# EXTRACTED RECORDS
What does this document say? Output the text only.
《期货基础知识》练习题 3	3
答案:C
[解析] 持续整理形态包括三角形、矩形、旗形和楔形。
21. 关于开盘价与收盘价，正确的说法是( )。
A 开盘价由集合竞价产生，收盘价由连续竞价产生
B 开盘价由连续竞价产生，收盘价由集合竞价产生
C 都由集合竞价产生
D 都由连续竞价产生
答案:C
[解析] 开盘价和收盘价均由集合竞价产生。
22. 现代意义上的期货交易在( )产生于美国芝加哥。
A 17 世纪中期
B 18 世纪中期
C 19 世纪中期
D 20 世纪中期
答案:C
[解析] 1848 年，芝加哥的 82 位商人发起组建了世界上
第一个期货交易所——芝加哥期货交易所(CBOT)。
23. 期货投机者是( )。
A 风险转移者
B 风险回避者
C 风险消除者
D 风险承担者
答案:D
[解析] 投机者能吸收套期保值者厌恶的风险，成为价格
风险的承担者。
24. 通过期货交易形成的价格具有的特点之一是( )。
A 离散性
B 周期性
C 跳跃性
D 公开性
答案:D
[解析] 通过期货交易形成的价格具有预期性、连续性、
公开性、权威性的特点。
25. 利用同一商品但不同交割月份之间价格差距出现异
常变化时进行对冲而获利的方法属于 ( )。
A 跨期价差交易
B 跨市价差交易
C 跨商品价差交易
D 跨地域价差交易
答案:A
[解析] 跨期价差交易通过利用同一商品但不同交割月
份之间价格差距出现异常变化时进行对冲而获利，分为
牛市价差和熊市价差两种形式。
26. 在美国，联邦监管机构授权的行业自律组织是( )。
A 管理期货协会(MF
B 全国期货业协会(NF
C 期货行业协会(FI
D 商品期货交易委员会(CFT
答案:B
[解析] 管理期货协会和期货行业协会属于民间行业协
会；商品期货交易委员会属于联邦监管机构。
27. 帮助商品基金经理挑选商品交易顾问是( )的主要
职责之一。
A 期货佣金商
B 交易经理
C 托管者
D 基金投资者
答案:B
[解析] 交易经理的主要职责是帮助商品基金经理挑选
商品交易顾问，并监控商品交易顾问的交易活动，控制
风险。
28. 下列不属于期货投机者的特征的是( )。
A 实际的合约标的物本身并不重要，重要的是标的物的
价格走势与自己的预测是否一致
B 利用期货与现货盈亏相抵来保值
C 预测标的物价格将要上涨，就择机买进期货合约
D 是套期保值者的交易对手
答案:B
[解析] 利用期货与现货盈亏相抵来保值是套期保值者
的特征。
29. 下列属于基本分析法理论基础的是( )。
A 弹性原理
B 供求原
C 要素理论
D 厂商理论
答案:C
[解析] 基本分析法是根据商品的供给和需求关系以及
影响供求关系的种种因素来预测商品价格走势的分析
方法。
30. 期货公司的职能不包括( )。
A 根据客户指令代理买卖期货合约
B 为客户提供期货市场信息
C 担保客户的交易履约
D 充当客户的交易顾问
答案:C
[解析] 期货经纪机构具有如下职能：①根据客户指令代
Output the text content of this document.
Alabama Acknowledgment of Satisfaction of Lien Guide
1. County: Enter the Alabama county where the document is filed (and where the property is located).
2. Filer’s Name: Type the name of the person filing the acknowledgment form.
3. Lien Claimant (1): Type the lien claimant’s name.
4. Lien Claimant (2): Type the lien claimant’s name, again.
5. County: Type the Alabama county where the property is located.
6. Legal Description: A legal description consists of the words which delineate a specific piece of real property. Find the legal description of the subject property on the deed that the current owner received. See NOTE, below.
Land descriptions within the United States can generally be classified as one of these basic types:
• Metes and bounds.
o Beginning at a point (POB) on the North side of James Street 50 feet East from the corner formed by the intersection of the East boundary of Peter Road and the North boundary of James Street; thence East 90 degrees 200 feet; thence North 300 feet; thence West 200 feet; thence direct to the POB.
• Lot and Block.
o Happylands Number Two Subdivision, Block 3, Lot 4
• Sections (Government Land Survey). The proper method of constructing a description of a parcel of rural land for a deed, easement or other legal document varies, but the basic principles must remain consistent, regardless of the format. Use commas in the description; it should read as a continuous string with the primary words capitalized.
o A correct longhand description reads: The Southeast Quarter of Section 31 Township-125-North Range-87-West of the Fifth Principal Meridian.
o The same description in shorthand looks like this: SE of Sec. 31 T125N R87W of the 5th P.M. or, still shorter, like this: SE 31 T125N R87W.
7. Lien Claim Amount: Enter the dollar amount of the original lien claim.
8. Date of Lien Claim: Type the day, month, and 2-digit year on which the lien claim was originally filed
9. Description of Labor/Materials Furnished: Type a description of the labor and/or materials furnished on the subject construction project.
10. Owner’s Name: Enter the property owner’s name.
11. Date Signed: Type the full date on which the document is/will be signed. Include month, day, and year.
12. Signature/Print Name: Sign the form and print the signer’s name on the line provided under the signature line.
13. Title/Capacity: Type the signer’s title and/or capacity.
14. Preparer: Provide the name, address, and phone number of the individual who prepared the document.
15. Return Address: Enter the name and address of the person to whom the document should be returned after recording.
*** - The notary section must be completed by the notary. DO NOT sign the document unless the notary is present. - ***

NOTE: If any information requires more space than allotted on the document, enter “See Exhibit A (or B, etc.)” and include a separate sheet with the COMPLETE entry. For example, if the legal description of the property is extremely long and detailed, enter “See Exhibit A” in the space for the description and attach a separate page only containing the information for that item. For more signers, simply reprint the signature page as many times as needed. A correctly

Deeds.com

# PROBLEM TO WORK ON
State the number of lines holding the word "filed" in the listing. Add nothing else.

# TASK OUTPUT
2